_Data items_:
* * *

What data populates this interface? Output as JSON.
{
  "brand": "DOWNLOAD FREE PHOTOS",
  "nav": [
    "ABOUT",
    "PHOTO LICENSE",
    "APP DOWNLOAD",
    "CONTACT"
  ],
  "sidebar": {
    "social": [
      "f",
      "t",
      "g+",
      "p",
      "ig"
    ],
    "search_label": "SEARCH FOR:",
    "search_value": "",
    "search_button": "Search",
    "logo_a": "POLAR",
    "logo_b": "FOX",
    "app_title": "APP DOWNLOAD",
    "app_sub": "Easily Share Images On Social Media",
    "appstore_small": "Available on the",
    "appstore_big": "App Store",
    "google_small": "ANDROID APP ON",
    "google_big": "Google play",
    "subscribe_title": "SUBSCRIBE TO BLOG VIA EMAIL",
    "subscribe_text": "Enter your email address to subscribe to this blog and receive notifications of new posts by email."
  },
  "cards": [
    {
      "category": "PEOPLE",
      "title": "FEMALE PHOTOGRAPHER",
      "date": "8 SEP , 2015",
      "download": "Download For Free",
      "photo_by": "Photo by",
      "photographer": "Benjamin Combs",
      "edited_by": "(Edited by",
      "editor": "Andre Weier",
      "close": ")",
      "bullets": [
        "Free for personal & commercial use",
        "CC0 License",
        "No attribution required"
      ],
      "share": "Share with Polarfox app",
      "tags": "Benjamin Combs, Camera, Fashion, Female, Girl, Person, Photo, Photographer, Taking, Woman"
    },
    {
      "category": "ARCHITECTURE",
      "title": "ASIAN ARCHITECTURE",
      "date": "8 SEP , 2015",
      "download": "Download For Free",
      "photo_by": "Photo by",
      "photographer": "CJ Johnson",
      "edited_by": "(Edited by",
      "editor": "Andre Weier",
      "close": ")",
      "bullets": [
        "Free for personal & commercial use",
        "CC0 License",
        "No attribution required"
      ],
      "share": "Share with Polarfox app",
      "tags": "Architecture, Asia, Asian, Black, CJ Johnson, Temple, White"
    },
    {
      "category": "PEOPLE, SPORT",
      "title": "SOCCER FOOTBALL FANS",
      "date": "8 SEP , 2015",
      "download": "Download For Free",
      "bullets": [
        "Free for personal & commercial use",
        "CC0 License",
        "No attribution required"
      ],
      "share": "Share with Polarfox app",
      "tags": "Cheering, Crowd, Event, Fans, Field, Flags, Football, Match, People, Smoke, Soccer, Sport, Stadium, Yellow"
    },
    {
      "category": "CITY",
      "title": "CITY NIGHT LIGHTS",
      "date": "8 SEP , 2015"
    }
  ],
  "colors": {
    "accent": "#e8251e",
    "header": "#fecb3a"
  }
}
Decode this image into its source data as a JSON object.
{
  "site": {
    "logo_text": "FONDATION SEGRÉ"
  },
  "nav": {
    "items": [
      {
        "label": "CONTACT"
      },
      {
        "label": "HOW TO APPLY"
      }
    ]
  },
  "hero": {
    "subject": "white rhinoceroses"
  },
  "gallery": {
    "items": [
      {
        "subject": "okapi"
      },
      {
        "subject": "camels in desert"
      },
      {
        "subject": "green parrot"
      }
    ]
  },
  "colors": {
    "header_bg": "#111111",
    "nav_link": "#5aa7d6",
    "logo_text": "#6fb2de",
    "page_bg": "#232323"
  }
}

* * *

_Exercise_: Write out again, exactly, the lines from the one holding "Decode this image" through the end of the listing, with both ends included.

_Completed task_:
Decode this image into its source data as a JSON object.
{
  "site": {
    "logo_text": "FONDATION SEGRÉ"
  },
  "nav": {
    "items": [
      {
        "label": "CONTACT"
      },
      {
        "label": "HOW TO APPLY"
      }
    ]
  },
  "hero": {
    "subject": "white rhinoceroses"
  },
  "gallery": {
    "items": [
      {
        "subject": "okapi"
      },
      {
        "subject": "camels in desert"
      },
      {
        "subject": "green parrot"
      }
    ]
  },
  "colors": {
    "header_bg": "#111111",
    "nav_link": "#5aa7d6",
    "logo_text": "#6fb2de",
    "page_bg": "#232323"
  }
}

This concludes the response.